Le Garum, ouatizite ?
Selon Maguelonne Toussaint-Samat, le garum serait un des facteurs expliquant la conquête de la Gaule par les Romains. Rien moins que ça !
Son commerce florissant avait provoqué l’établissement de nombreux comptoirs commerciaux sur les côtes méditerranéennes, y compris à Massalia dont les habitants étaient en bizbille avec les méchants Celto-Ligures. Ils ont alors fait appel à l’armée romaine pour mettre un terme à leurs exactions au IIe s. avant J.C. D’où l’idée d’envahir la Gaule. Toute ? Non – vous le savez, mais ça c’est une autre histoire.
Au temps des Romains, la production agricole fluctuait énormément, en particulier dans le cas des céréales qui constituaient la base de l’alimentation.
La gestion de crises alimentaires (pluies, insectes…) avait conduit à la diversification des céréales cultivées : choix d’espèces plus résistantes comme le seigle, et alternance des cultures. Rome alla même jusqu’à lever un impôt pour assurer le ravitaillement en blé. Voilà pour le pain ou la galette. Mais qu’est-ce qu’on met dedans ? De la bonne charcute produite par les Gaulois, tiens ! Dans la foulée, on va remplir les cales des liburnes avec une sorte de cidre fait avec les pommes sauvages. Et … what else ? Et bien du garum, pardi ! Fabriqué par nos ancêtres des côtes de la péninsule armoricaine, à partir du sel de l’océan.
J’ai découvert cette sorte de Nuoc-mam celtique un jour de balade sur les rochers de Saint-Servan avec une archéologue. Là où je ne voyais que de gros trous dans le roc, elle m’expliqua qu’ils étaient destinés à la production de garum. En fait, j’avais vaguement lu quelque chose dans le livre de Louis Le Cunff, Cuisine et gastronomie de Bretagne. Je m’y suis donc replongée. En voici cet extrait :
« Là où est le sel, il y a la vie. L’homme en a besoin pour survivre, de 4 à 5 grammes par jour. (….). Heureux donc les peuples qui possédaient le sel. Les habitants de l’Armorique furent à cet égard des privilégiés. (…)
Leurs réserves étaient inépuisables, puisque c’était la mer qui le leur apportait (…). Tout au long du littoral de Bretagne, on a retrouvé les vestiges des installations grâce auxquelles nos ancêtres extrayaient le sel de l’océan.

Votre objectif: Reproduisez fidèlement le passage du texte sur le garum qui s'ouvre sur les mots contenant « Leurs réserves étaient » et se termine par « le sel de l’océan. ». Les entrées forment un ensemble distinct, sans rapport avec le texte sur le garum.

Données enregistrées:
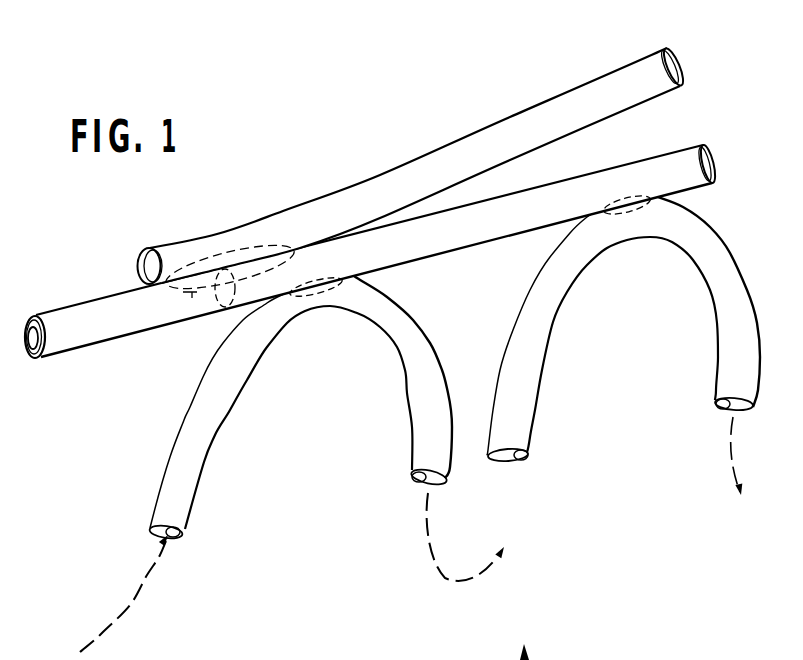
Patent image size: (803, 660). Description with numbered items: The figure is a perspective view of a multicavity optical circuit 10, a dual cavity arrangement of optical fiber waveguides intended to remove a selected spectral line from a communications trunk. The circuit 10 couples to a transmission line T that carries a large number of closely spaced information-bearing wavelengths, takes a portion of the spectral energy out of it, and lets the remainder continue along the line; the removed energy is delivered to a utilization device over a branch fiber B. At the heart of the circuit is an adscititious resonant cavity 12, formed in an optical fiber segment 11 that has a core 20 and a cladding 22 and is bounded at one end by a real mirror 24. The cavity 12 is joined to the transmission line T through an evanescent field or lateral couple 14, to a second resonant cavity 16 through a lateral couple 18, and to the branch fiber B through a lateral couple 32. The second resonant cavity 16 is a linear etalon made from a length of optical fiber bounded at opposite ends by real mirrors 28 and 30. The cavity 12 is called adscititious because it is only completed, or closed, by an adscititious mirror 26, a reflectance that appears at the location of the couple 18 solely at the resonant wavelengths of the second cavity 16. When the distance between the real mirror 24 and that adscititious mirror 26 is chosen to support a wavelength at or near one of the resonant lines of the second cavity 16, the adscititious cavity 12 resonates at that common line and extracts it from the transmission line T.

The multicavity optical circuit 10 is at (425, 151).
The optical waveguide or fiber segment 11 is at (387, 252).
The adscititious resonant cavity 12 is at (520, 188).
The lateral couple 14 is at (332, 297).
The second resonant cavity 16 is at (605, 128).
The lateral couple 18 is at (190, 292).
The core 20 is at (29, 327).
The cladding 22 is at (55, 364).
The real mirror 24 is at (713, 148).
The adscititious mirror 26 is at (233, 305).
The real mirror 28 is at (149, 248).
The real mirror 30 is at (685, 63).
The lateral couple 32 is at (633, 225).
The transmission line T is at (175, 462).
The branch fiber B is at (717, 348).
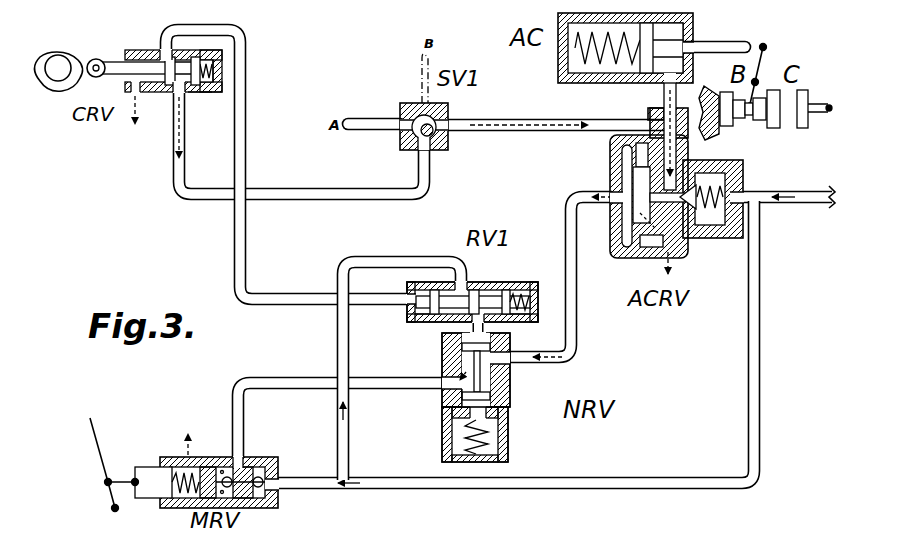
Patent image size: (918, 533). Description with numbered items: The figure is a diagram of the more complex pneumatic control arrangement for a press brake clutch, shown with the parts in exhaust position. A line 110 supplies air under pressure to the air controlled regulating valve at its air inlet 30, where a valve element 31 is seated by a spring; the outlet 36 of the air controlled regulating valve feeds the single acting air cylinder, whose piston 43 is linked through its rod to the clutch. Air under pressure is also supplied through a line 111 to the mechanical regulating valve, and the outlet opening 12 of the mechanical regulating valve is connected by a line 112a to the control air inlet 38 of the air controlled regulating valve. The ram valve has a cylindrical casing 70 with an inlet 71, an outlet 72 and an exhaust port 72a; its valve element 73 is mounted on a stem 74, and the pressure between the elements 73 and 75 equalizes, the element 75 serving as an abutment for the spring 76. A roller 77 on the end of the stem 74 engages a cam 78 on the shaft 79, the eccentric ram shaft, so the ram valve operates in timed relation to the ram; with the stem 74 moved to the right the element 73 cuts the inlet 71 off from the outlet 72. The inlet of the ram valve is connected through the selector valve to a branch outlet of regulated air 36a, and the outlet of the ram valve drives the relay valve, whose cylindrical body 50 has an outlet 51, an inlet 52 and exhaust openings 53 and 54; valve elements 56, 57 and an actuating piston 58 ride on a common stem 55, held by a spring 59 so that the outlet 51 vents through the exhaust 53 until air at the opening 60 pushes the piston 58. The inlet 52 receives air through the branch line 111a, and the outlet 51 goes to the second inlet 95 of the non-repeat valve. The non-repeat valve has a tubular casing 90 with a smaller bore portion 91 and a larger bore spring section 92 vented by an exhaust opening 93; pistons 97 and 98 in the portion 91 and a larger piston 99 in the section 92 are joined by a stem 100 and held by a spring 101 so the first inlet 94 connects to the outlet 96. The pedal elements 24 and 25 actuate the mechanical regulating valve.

The outlet opening 12 is at (243, 468).
The brake pedal lever 24 is at (92, 446).
The pedal link 25 is at (112, 507).
The air inlet 30 is at (745, 188).
The valve element 31 is at (692, 168).
The outlet 36 is at (676, 108).
The branch outlet of regulated air 36a is at (655, 115).
The control air inlet 38 is at (606, 188).
The piston 43 is at (655, 30).
The cylindrical body 50 is at (405, 322).
The outlet 51 is at (528, 322).
The inlet 52 is at (455, 283).
The exhaust opening 53 is at (502, 290).
The exhaust opening 54 is at (534, 310).
The common stem 55 is at (430, 318).
The valve element 56 is at (478, 290).
The valve element 57 is at (522, 290).
The actuating piston 58 is at (412, 283).
The spring 59 is at (534, 298).
The opening 60 is at (410, 305).
The cylindrical casing 70 is at (222, 52).
The inlet 71 is at (196, 93).
The outlet 72 is at (158, 50).
The exhaust port 72a is at (222, 68).
The valve element 73 is at (167, 90).
The stem 74 is at (180, 64).
The element 75 is at (207, 93).
The spring 76 is at (222, 82).
The roller 77 is at (99, 58).
The cam 78 is at (52, 87).
The shaft 79 is at (58, 55).
The tubular casing 90 is at (447, 462).
The smaller bore portion 91 is at (462, 378).
The larger bore spring section 92 is at (498, 450).
The exhaust opening 93 is at (480, 467).
The first inlet 94 is at (455, 395).
The second inlet 95 is at (512, 350).
The outlet 96 is at (533, 366).
The piston 97 is at (462, 348).
The piston 98 is at (455, 400).
The larger piston 99 is at (500, 425).
The stem 100 is at (512, 386).
The spring 101 is at (462, 450).
The line 110 is at (776, 208).
The line 111 is at (555, 492).
The branch line 111a is at (337, 412).
The line 112a is at (262, 378).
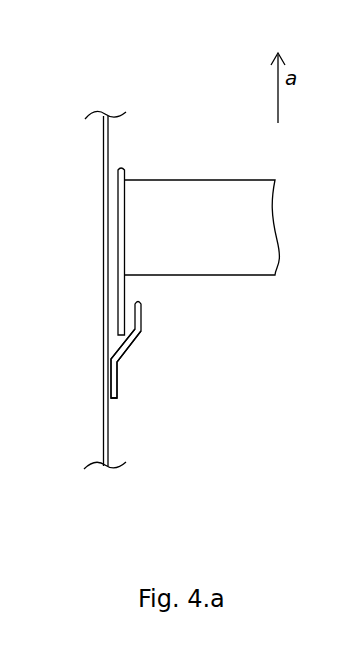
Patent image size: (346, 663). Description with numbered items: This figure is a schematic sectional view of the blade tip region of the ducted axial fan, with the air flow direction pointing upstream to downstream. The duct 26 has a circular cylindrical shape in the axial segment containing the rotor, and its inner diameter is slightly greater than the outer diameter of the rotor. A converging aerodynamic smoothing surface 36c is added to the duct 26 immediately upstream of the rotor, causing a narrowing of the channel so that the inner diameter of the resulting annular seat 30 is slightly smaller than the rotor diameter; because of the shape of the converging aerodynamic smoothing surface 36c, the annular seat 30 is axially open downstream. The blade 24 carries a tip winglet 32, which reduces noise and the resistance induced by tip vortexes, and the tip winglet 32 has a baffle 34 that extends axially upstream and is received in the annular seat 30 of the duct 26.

The duct 26 is at (103, 170).
The tip winglet 32 is at (126, 178).
The blade 24 is at (197, 207).
The baffle 34 is at (141, 300).
The converging aerodynamic smoothing surface 36c is at (141, 333).
The annular seat 30 is at (114, 345).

Réponse à fournir:
Leurs réserves étaient inépuisables, puisque c’était la mer qui le leur apportait (…). Tout au long du littoral de Bretagne, on a retrouvé les vestiges des installations grâce auxquelles nos ancêtres extrayaient le sel de l’océan.